=== WRITTEN INSTRUCTION ===
Return each line holding the string "umbrella".

=== THE INPUT ===
□ □ □ □ □

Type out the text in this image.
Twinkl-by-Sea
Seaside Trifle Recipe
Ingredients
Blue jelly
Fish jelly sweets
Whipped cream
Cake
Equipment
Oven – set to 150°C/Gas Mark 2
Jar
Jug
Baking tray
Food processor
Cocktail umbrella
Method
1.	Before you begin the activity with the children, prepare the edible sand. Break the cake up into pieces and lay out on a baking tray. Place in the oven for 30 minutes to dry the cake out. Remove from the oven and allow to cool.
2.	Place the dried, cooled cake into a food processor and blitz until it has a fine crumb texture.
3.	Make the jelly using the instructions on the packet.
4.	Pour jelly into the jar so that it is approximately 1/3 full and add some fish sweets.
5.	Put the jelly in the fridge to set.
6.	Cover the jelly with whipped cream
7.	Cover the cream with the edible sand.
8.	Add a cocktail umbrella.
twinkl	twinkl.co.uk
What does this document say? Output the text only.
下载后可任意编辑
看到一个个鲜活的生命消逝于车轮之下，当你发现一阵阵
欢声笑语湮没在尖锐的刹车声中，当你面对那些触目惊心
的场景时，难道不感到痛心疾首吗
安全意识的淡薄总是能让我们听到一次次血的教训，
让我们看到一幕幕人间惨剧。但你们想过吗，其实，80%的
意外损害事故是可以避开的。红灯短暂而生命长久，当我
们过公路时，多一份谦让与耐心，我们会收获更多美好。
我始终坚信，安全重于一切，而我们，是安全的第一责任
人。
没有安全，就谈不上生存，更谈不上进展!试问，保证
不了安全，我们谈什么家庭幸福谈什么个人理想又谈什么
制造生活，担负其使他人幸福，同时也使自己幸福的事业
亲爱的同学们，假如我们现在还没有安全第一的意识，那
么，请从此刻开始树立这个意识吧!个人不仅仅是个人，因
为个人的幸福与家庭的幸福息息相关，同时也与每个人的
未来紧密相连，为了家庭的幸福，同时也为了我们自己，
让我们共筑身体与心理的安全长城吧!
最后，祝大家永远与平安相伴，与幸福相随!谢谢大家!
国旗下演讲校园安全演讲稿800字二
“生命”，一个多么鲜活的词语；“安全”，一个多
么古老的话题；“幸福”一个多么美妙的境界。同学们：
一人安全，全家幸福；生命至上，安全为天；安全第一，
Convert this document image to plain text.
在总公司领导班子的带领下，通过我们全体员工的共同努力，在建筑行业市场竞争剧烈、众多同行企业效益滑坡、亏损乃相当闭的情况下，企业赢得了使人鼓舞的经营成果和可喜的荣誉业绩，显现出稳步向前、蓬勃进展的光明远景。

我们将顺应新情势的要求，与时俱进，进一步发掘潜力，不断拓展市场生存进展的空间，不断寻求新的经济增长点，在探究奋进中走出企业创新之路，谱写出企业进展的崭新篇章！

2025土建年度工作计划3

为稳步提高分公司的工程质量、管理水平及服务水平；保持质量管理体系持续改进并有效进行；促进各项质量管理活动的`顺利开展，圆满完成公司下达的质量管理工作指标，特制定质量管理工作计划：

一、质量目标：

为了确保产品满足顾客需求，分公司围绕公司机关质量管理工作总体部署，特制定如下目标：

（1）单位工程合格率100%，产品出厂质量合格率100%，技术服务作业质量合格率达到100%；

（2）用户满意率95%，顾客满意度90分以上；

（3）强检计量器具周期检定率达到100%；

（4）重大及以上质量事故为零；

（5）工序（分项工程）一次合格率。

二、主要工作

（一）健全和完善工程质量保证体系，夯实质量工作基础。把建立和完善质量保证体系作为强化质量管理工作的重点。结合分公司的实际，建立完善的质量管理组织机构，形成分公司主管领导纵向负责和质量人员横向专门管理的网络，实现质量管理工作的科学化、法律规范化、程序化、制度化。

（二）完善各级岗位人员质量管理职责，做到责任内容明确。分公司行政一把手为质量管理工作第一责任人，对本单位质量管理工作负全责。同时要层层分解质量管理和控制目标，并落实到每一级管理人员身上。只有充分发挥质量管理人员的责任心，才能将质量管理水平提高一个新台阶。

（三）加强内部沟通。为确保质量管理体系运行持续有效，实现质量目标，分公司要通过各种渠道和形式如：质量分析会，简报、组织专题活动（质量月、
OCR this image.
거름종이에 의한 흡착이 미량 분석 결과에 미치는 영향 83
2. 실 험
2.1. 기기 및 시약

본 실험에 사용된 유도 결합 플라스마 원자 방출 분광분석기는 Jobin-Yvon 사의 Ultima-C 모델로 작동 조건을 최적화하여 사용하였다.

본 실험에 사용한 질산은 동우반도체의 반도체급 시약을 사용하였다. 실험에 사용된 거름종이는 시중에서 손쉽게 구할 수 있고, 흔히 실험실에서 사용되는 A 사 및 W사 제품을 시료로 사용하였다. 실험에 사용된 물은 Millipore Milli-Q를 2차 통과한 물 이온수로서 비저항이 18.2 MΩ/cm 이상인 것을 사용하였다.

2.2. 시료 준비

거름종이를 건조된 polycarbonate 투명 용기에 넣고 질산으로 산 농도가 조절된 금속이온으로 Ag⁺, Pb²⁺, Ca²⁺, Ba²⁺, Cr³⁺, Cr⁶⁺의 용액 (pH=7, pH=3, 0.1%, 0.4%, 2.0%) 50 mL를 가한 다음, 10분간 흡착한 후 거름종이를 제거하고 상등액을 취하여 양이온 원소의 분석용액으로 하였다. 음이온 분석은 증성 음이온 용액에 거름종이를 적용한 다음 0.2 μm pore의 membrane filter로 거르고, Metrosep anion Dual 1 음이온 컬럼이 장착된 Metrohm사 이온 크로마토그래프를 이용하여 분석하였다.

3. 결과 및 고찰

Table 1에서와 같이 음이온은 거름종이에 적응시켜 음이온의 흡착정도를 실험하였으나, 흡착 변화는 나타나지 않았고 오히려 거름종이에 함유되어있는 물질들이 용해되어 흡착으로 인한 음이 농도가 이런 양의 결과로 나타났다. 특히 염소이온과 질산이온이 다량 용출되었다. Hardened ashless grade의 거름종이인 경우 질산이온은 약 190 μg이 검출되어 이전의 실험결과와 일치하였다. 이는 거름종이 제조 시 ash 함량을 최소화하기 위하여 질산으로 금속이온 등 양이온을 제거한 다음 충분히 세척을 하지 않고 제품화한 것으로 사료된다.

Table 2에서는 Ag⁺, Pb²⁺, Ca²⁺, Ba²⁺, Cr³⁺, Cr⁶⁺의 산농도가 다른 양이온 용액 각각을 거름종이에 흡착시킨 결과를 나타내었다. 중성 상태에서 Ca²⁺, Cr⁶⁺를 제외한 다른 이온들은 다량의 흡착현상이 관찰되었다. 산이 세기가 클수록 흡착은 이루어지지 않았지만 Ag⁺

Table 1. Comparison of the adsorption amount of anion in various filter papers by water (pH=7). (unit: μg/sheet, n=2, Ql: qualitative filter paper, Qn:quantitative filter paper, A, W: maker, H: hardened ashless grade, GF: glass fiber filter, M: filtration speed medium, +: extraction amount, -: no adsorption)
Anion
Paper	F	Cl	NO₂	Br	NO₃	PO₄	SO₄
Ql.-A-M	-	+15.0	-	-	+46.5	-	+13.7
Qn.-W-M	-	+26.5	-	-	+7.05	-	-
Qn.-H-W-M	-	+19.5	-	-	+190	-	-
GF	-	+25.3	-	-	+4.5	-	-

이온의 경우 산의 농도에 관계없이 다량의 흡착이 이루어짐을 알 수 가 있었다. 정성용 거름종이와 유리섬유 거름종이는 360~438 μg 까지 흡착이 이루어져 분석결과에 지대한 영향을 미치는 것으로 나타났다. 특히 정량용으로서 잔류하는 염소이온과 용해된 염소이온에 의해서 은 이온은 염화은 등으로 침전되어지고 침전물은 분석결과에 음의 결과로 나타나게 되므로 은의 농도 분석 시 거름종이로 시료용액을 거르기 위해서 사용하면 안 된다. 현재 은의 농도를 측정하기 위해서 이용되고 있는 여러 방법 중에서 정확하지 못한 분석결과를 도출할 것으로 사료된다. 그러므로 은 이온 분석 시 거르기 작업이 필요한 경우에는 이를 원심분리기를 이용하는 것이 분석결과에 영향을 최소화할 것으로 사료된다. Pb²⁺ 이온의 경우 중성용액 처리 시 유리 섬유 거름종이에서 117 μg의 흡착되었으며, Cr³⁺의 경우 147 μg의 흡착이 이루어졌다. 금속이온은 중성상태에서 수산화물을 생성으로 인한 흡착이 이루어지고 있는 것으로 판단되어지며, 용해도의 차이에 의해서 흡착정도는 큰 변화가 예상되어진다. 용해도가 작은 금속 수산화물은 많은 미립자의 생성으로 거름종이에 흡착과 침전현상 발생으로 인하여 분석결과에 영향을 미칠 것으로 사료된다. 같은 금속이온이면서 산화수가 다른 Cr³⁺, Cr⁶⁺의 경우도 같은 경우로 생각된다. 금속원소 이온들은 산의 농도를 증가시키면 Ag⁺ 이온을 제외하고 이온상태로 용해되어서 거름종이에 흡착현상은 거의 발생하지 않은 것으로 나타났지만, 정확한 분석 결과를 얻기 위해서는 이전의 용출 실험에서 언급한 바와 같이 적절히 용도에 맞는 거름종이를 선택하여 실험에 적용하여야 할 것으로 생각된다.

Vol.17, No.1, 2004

□ □ □ □ □

=== ANSWER TO THE TASK ===
Cocktail umbrella
8.	Add a cocktail umbrella.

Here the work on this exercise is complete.